WRITTEN EXERCISE.
Draw out every line with the word "Unrel" from the listing below.

MATERIAL SUPPLIED.
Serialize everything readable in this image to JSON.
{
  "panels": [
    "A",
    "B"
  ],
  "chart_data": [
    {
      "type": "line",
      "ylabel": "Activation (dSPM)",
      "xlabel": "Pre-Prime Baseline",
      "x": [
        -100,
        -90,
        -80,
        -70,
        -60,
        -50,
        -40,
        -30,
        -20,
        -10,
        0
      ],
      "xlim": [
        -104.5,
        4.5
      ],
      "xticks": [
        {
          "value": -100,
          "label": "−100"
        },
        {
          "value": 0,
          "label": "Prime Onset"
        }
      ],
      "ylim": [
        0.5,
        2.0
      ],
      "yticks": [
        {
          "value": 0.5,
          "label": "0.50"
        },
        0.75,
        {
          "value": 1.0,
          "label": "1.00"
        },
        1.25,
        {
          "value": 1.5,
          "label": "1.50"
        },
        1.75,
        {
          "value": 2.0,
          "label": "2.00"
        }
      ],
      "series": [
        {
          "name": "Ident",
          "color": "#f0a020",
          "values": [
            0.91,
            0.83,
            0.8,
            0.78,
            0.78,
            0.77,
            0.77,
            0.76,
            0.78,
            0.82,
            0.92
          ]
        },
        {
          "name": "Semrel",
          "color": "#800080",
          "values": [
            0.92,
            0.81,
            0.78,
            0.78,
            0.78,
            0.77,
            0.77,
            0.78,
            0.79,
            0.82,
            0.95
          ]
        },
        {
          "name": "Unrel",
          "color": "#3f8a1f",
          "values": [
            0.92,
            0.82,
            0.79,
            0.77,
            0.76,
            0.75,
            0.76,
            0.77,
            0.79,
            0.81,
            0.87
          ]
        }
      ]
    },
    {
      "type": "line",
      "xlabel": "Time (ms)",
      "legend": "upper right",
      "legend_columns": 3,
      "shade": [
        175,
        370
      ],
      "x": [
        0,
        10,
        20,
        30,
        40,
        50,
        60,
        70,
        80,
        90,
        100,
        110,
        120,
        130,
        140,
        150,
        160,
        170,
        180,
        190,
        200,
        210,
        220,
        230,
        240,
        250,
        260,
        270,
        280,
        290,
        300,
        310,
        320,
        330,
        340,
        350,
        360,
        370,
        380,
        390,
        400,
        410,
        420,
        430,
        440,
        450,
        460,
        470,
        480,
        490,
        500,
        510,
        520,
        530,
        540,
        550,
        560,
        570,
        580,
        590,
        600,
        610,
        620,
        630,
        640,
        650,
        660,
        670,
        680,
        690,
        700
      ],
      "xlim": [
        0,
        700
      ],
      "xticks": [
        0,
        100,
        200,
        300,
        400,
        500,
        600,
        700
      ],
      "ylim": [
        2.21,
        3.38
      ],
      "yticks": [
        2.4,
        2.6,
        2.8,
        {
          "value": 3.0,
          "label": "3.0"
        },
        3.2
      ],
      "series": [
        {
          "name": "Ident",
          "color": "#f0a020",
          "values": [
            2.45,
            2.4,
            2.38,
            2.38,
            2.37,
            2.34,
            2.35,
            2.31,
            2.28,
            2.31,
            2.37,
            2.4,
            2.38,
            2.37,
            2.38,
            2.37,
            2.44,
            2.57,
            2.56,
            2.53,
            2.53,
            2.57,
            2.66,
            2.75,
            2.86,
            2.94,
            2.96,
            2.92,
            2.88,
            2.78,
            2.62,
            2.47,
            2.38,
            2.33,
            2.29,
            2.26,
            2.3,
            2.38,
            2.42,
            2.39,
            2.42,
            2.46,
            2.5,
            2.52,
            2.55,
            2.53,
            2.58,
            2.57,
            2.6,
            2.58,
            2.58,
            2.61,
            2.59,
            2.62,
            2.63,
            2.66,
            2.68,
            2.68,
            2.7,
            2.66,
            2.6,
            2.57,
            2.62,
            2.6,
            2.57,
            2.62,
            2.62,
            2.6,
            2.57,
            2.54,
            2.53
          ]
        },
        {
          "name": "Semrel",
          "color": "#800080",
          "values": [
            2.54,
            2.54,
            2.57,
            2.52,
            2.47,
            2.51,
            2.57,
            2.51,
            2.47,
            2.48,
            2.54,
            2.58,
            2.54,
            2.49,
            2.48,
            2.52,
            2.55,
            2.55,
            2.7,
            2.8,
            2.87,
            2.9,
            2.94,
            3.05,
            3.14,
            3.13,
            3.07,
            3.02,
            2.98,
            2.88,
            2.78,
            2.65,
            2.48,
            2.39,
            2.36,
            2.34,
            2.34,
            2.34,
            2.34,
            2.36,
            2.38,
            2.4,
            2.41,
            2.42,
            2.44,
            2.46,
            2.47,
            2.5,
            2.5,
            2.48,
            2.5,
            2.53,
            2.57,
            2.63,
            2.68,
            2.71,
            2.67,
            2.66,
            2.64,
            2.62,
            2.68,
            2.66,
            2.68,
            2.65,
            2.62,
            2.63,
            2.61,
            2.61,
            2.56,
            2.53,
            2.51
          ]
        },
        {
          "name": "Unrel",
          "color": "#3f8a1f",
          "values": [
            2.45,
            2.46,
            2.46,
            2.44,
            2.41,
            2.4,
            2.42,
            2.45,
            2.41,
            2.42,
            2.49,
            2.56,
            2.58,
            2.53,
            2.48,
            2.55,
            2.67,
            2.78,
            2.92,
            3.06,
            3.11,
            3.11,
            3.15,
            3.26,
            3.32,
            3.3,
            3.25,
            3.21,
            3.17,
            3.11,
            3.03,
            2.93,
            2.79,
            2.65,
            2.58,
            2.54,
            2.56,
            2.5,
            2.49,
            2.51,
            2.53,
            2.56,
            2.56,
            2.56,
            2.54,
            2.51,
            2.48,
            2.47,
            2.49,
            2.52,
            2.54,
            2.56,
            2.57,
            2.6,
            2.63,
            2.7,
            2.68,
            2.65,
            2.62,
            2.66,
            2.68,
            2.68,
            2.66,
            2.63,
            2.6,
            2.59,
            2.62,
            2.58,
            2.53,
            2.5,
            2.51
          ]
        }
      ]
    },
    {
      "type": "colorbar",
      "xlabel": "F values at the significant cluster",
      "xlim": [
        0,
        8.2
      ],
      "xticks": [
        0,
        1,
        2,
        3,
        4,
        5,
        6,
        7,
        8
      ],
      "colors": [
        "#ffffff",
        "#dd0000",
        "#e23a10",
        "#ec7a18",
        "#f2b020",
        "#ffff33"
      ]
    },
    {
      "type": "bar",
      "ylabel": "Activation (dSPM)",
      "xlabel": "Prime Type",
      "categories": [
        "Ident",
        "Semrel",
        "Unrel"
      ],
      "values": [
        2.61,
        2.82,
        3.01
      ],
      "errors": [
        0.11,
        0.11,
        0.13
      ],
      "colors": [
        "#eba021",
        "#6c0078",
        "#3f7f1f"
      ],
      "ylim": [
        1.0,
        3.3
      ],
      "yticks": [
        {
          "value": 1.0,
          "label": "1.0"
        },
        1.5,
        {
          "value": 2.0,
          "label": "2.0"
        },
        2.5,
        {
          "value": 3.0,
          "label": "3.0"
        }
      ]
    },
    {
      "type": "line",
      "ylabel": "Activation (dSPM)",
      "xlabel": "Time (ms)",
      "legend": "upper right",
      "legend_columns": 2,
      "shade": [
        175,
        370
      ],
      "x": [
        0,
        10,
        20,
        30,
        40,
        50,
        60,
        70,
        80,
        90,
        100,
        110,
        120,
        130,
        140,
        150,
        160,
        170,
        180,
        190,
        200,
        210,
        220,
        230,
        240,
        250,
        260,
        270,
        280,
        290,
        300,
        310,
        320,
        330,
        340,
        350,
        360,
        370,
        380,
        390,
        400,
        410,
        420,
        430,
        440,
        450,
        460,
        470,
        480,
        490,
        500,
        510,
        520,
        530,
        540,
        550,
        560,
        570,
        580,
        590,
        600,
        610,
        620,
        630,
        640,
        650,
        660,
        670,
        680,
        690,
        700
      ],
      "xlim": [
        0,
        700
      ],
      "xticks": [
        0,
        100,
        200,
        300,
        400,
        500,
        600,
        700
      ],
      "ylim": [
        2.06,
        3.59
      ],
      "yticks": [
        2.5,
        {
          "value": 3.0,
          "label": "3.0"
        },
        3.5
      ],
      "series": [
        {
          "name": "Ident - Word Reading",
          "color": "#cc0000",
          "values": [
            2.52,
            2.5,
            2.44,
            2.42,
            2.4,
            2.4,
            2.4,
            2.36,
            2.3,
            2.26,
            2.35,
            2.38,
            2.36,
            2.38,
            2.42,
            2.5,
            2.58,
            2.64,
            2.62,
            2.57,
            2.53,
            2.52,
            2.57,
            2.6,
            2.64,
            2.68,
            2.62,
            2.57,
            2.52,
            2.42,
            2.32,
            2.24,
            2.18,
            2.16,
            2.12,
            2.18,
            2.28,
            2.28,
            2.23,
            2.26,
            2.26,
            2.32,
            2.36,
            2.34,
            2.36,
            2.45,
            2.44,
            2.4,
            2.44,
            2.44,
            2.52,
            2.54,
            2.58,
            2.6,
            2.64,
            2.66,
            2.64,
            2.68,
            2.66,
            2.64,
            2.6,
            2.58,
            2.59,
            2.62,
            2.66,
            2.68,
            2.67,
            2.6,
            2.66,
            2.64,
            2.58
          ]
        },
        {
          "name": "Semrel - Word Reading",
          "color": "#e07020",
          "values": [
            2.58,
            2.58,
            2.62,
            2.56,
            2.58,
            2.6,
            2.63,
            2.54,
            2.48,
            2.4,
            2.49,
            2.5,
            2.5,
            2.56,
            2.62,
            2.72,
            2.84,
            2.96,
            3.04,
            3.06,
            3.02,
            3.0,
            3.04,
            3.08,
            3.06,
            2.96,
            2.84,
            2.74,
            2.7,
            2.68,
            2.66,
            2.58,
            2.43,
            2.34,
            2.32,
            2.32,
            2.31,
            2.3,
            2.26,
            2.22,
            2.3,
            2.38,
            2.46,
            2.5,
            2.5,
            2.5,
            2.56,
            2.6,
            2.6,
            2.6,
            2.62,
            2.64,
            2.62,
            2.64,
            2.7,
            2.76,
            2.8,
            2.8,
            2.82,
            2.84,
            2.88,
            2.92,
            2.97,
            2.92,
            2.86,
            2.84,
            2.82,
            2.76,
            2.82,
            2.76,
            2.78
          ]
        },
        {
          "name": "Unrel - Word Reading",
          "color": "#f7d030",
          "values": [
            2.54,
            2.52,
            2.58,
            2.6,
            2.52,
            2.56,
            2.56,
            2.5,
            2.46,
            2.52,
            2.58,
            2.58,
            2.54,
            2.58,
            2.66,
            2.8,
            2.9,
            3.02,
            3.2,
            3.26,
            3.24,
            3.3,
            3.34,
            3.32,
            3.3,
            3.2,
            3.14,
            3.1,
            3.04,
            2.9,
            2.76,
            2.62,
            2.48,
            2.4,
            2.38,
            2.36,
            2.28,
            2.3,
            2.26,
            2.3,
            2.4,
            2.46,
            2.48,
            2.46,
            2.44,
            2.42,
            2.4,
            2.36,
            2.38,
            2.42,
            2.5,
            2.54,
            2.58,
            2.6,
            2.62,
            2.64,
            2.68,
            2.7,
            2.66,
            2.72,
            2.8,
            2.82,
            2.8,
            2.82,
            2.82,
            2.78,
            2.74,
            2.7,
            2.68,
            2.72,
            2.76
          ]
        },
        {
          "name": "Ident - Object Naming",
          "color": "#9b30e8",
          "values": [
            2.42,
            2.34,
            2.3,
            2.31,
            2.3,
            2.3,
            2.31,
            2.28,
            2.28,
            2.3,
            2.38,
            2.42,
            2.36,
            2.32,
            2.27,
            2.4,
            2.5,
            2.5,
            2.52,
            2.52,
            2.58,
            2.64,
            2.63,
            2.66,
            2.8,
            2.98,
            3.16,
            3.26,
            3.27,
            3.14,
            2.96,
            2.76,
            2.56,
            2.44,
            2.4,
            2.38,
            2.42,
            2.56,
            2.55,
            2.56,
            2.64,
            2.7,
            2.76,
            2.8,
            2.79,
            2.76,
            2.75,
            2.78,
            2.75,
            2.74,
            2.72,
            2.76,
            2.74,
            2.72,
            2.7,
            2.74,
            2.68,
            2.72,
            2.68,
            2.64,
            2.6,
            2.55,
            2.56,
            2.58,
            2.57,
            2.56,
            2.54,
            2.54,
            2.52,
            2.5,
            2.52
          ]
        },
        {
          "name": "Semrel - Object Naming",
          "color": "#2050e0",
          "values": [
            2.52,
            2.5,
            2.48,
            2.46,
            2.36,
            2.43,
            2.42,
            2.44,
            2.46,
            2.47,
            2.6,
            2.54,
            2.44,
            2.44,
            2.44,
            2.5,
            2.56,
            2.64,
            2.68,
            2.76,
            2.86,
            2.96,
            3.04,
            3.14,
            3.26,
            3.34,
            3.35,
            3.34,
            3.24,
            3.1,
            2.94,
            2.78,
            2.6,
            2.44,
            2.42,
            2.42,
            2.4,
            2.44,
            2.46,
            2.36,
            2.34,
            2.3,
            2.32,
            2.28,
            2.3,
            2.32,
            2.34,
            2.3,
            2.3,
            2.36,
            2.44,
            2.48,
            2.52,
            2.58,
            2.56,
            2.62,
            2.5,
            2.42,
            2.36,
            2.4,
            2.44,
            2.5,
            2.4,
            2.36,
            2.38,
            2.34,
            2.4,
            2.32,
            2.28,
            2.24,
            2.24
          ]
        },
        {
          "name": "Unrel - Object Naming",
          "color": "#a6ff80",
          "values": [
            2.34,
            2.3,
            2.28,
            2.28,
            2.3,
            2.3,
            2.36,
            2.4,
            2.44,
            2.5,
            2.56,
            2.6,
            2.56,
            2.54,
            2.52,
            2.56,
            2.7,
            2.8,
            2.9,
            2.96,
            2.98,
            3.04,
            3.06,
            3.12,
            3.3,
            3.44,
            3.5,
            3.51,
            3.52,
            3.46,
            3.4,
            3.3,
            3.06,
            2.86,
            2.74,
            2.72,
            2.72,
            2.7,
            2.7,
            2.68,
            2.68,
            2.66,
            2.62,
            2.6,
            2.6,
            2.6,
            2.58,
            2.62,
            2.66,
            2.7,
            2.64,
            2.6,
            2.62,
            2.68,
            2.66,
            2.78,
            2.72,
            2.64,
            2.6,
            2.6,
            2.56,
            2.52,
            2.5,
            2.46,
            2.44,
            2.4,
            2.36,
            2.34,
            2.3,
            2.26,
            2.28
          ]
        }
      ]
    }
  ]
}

ANSWER IN FULL.
          "name": "Unrel",
          "name": "Unrel",
        "Unrel"
          "name": "Unrel - Word Reading",
          "name": "Unrel - Object Naming",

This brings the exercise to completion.